===== TASK INPUT

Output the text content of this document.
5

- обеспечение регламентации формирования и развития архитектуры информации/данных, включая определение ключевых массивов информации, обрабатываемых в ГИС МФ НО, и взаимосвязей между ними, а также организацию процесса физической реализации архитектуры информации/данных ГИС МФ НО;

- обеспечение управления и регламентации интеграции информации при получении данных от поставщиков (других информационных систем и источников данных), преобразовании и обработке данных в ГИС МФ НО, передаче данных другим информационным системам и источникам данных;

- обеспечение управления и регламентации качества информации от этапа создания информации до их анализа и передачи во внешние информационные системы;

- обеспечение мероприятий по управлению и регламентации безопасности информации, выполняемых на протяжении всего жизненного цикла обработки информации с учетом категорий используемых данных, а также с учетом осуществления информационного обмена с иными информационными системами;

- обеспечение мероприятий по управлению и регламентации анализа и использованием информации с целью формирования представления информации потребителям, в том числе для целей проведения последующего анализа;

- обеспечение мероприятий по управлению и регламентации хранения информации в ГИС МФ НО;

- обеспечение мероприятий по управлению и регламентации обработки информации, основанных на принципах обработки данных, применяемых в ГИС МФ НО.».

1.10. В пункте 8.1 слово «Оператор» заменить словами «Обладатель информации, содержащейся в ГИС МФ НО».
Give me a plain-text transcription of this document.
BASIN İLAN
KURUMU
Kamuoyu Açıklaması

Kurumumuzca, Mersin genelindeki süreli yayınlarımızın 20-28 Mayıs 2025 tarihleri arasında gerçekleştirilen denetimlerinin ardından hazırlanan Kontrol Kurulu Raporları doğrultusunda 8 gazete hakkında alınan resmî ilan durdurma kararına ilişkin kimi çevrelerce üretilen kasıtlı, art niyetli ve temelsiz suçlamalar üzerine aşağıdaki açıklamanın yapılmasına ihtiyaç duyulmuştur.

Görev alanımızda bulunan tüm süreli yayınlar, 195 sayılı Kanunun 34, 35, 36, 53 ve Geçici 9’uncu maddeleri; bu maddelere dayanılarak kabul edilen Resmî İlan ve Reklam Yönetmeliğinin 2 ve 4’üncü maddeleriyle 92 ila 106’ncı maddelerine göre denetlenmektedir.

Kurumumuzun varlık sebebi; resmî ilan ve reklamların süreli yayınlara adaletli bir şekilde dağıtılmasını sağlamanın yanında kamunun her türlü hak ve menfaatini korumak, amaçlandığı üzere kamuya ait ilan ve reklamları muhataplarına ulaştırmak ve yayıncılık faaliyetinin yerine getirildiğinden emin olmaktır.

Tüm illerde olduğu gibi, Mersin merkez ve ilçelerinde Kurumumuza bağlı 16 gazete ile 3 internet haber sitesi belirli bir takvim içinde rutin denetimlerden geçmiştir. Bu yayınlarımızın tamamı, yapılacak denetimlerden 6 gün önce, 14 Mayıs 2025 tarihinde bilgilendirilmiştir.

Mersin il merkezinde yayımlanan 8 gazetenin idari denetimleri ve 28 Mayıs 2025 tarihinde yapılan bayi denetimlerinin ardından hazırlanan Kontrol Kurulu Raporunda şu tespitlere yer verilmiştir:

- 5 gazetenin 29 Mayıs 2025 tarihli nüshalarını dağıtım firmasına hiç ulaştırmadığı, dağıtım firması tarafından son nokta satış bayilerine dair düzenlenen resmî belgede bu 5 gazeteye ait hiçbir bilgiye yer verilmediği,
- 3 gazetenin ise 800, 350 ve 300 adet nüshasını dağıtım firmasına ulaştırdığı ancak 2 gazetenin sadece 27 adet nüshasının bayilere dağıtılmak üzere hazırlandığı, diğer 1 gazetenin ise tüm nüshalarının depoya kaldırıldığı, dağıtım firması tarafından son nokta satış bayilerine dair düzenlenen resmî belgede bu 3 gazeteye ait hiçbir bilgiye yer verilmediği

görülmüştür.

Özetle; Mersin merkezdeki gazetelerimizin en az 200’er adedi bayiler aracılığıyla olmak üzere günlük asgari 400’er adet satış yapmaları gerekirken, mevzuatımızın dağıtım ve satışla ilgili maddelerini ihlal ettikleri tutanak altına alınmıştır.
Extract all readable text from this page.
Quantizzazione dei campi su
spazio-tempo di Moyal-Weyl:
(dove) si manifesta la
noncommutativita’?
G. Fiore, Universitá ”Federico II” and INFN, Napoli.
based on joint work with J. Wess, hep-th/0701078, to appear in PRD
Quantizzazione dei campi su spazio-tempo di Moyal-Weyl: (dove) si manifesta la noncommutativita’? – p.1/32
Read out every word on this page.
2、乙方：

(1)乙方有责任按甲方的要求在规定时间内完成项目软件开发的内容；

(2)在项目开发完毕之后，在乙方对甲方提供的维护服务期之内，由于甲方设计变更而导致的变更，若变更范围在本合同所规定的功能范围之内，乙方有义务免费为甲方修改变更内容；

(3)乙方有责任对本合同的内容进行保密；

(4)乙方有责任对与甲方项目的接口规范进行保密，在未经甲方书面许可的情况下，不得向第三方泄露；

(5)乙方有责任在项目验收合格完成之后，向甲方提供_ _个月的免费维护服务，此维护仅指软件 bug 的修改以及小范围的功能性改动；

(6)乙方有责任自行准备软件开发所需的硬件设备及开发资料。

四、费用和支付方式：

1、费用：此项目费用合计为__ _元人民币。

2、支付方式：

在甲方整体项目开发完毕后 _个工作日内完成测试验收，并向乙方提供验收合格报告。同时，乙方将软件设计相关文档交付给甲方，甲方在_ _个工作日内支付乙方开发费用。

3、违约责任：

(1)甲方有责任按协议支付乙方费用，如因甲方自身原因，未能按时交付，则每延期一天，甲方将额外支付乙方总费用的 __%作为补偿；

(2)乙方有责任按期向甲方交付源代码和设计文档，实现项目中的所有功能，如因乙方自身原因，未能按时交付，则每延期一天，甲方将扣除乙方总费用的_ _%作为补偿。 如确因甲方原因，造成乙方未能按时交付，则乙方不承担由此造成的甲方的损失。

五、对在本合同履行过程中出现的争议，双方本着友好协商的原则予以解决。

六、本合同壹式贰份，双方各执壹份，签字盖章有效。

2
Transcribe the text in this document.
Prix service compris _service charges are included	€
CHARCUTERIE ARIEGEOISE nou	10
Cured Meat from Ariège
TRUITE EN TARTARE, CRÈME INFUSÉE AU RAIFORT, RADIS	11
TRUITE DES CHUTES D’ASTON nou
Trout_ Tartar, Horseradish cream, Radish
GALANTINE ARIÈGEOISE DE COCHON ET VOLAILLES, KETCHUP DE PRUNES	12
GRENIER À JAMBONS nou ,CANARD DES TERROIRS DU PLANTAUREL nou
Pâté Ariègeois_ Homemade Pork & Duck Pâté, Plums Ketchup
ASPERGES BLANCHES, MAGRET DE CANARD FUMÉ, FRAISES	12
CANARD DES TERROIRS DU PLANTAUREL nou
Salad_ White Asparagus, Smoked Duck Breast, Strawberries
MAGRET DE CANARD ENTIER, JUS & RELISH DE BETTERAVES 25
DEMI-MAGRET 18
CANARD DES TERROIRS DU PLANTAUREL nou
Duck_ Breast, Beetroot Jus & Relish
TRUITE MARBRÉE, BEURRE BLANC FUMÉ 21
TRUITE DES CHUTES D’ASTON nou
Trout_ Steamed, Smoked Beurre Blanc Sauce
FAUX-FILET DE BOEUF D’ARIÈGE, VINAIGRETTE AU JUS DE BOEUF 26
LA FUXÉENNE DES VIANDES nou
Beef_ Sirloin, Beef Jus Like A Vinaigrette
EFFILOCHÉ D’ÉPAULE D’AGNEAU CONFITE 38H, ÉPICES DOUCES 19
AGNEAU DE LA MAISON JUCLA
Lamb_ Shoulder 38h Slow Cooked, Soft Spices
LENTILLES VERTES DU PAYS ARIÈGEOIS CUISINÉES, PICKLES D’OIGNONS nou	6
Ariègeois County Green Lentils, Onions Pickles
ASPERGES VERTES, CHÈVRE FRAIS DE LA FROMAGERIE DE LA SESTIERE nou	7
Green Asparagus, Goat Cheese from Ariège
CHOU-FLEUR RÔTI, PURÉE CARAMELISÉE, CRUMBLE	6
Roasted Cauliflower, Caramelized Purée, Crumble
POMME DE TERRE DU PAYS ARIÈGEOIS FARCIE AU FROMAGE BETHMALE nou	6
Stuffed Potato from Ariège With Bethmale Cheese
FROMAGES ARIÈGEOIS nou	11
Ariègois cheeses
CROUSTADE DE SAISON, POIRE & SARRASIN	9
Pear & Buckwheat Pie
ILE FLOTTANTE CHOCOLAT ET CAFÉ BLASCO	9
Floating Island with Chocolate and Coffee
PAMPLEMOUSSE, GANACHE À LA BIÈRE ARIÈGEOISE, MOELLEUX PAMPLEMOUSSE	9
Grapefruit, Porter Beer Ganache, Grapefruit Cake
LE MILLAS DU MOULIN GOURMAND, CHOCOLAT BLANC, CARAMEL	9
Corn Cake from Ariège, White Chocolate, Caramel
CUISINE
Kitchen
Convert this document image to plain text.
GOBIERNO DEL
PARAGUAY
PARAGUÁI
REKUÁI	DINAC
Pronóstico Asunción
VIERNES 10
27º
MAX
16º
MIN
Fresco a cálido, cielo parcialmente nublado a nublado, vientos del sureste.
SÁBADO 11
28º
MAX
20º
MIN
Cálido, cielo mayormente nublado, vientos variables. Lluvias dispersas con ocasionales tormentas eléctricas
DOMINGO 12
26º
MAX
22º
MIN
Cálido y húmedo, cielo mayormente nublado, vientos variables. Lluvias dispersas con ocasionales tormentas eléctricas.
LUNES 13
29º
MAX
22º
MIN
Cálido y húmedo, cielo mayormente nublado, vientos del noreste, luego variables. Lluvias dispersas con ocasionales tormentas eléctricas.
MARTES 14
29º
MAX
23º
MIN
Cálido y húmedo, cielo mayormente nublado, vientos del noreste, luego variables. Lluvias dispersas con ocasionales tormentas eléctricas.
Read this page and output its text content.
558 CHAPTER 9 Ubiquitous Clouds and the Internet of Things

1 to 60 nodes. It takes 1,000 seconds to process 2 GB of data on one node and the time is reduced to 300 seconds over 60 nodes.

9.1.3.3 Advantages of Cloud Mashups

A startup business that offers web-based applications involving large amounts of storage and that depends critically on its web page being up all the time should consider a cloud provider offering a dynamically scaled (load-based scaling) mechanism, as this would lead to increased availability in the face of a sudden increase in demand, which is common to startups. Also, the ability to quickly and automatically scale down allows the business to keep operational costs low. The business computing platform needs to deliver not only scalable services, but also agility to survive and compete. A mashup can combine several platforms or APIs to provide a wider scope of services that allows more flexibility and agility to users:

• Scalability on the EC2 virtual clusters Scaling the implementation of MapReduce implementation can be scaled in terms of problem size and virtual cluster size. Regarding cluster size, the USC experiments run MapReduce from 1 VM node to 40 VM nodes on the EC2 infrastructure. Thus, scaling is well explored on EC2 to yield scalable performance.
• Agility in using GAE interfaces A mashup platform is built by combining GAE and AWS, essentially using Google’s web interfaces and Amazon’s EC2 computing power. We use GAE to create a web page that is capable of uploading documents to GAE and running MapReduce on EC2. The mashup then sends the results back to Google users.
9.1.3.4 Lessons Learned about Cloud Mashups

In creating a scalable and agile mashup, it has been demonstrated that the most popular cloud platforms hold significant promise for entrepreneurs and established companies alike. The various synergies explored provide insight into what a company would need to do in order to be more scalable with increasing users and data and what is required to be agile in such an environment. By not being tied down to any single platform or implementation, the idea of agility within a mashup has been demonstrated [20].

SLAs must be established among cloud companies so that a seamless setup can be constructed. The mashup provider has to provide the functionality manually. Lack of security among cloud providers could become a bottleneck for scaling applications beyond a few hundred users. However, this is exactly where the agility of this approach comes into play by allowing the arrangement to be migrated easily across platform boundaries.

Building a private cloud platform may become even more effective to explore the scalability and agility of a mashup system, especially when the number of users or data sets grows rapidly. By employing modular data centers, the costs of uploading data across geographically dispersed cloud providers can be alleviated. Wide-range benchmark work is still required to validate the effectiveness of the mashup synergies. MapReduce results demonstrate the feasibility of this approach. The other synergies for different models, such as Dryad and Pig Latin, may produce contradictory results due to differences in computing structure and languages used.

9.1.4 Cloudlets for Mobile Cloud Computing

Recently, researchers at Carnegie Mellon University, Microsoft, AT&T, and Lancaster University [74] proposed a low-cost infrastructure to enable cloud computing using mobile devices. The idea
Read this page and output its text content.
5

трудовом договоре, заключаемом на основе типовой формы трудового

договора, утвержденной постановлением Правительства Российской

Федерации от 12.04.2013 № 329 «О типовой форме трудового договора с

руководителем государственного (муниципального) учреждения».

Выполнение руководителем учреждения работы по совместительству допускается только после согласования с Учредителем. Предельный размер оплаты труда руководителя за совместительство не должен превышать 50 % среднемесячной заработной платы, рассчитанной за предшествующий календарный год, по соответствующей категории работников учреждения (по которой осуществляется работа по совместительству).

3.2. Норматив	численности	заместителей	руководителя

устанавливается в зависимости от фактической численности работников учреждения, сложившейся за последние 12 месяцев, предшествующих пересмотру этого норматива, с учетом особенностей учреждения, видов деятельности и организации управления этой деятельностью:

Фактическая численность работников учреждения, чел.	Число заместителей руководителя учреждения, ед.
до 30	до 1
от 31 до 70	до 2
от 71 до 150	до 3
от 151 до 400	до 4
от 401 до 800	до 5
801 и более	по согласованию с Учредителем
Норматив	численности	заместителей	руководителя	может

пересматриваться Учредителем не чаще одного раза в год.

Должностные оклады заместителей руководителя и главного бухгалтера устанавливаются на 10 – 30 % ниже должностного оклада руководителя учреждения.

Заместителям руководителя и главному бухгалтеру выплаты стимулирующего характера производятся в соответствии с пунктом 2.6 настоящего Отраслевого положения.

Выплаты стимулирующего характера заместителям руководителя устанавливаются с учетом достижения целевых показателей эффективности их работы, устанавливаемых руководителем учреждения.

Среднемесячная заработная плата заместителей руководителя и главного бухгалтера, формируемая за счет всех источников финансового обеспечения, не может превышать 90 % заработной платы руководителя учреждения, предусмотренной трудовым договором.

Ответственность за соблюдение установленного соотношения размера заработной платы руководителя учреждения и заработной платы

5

==========

▸ **WHAT IS NEEDED**
State how many lines of the records above contain "PAYS", with no words besides the number.

▸ **SOLUTION TO THIS TASK**
2